(The exercise) Write out all of the entries exactly, please.

***** Rows

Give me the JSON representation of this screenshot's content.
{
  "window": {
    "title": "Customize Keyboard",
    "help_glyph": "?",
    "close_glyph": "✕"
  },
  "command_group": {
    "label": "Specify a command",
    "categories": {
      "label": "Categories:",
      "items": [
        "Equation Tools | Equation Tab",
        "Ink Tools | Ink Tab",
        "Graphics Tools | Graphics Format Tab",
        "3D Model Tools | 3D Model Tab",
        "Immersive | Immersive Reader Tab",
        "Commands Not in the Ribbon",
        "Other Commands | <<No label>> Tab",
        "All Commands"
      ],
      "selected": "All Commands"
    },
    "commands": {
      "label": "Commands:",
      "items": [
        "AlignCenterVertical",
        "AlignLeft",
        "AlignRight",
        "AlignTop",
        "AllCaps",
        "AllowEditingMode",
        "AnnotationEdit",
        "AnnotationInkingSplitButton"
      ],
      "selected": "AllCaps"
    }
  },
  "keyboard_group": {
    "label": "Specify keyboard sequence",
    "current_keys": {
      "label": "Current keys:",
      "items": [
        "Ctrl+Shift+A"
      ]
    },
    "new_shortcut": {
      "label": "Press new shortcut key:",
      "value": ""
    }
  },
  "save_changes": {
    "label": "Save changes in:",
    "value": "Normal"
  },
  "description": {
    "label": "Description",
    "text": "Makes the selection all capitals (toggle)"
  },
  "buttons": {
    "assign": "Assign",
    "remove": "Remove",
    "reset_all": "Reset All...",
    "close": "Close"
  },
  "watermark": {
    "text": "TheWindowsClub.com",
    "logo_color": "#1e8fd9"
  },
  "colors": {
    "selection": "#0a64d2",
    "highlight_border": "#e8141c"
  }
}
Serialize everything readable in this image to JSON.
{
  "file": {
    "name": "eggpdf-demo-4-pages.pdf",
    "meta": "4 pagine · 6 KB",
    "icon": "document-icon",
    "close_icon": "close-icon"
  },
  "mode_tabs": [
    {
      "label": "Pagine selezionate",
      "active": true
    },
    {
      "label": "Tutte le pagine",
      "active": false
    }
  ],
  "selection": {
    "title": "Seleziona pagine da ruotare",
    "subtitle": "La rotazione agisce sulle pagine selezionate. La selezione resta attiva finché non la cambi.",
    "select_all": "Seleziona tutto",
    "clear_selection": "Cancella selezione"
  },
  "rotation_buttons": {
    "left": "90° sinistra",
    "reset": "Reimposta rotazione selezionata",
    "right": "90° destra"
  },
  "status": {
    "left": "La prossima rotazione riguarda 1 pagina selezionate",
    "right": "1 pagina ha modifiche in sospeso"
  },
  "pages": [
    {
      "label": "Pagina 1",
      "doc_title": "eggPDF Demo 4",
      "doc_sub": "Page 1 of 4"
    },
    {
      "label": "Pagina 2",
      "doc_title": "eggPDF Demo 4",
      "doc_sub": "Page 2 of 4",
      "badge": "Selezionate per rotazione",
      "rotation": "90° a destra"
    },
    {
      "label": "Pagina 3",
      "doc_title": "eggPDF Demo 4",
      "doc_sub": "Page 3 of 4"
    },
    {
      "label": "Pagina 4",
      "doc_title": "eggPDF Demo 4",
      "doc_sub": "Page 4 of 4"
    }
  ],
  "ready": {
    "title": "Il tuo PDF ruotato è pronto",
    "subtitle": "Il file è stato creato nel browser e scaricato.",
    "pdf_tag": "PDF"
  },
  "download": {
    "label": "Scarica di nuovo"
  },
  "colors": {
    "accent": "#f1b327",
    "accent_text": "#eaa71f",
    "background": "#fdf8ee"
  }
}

**********

(In response)
Give me the JSON representation of this screenshot's content.
{
  "window": {
    "title": "Customize Keyboard",
    "help_glyph": "?",
    "close_glyph": "✕"
  },
  "command_group": {
    "label": "Specify a command",
    "categories": {
      "label": "Categories:",
      "items": [
        "Equation Tools | Equation Tab",
        "Ink Tools | Ink Tab",
        "Graphics Tools | Graphics Format Tab",
        "3D Model Tools | 3D Model Tab",
        "Immersive | Immersive Reader Tab",
        "Commands Not in the Ribbon",
        "Other Commands | <<No label>> Tab",
        "All Commands"
      ],
      "selected": "All Commands"
    },
    "commands": {
      "label": "Commands:",
      "items": [
        "AlignCenterVertical",
        "AlignLeft",
        "AlignRight",
        "AlignTop",
        "AllCaps",
        "AllowEditingMode",
        "AnnotationEdit",
        "AnnotationInkingSplitButton"
      ],
      "selected": "AllCaps"
    }
  },
  "keyboard_group": {
    "label": "Specify keyboard sequence",
    "current_keys": {
      "label": "Current keys:",
      "items": [
        "Ctrl+Shift+A"
      ]
    },
    "new_shortcut": {
      "label": "Press new shortcut key:",
      "value": ""
    }
  },
  "save_changes": {
    "label": "Save changes in:",
    "value": "Normal"
  },
  "description": {
    "label": "Description",
    "text": "Makes the selection all capitals (toggle)"
  },
  "buttons": {
    "assign": "Assign",
    "remove": "Remove",
    "reset_all": "Reset All...",
    "close": "Close"
  },
  "watermark": {
    "text": "TheWindowsClub.com",
    "logo_color": "#1e8fd9"
  },
  "colors": {
    "selection": "#0a64d2",
    "highlight_border": "#e8141c"
  }
}
Serialize everything readable in this image to JSON.
{
  "file": {
    "name": "eggpdf-demo-4-pages.pdf",
    "meta": "4 pagine · 6 KB",
    "icon": "document-icon",
    "close_icon": "close-icon"
  },
  "mode_tabs": [
    {
      "label": "Pagine selezionate",
      "active": true
    },
    {
      "label": "Tutte le pagine",
      "active": false
    }
  ],
  "selection": {
    "title": "Seleziona pagine da ruotare",
    "subtitle": "La rotazione agisce sulle pagine selezionate. La selezione resta attiva finché non la cambi.",
    "select_all": "Seleziona tutto",
    "clear_selection": "Cancella selezione"
  },
  "rotation_buttons": {
    "left": "90° sinistra",
    "reset": "Reimposta rotazione selezionata",
    "right": "90° destra"
  },
  "status": {
    "left": "La prossima rotazione riguarda 1 pagina selezionate",
    "right": "1 pagina ha modifiche in sospeso"
  },
  "pages": [
    {
      "label": "Pagina 1",
      "doc_title": "eggPDF Demo 4",
      "doc_sub": "Page 1 of 4"
    },
    {
      "label": "Pagina 2",
      "doc_title": "eggPDF Demo 4",
      "doc_sub": "Page 2 of 4",
      "badge": "Selezionate per rotazione",
      "rotation": "90° a destra"
    },
    {
      "label": "Pagina 3",
      "doc_title": "eggPDF Demo 4",
      "doc_sub": "Page 3 of 4"
    },
    {
      "label": "Pagina 4",
      "doc_title": "eggPDF Demo 4",
      "doc_sub": "Page 4 of 4"
    }
  ],
  "ready": {
    "title": "Il tuo PDF ruotato è pronto",
    "subtitle": "Il file è stato creato nel browser e scaricato.",
    "pdf_tag": "PDF"
  },
  "download": {
    "label": "Scarica di nuovo"
  },
  "colors": {
    "accent": "#f1b327",
    "accent_text": "#eaa71f",
    "background": "#fdf8ee"
  }
}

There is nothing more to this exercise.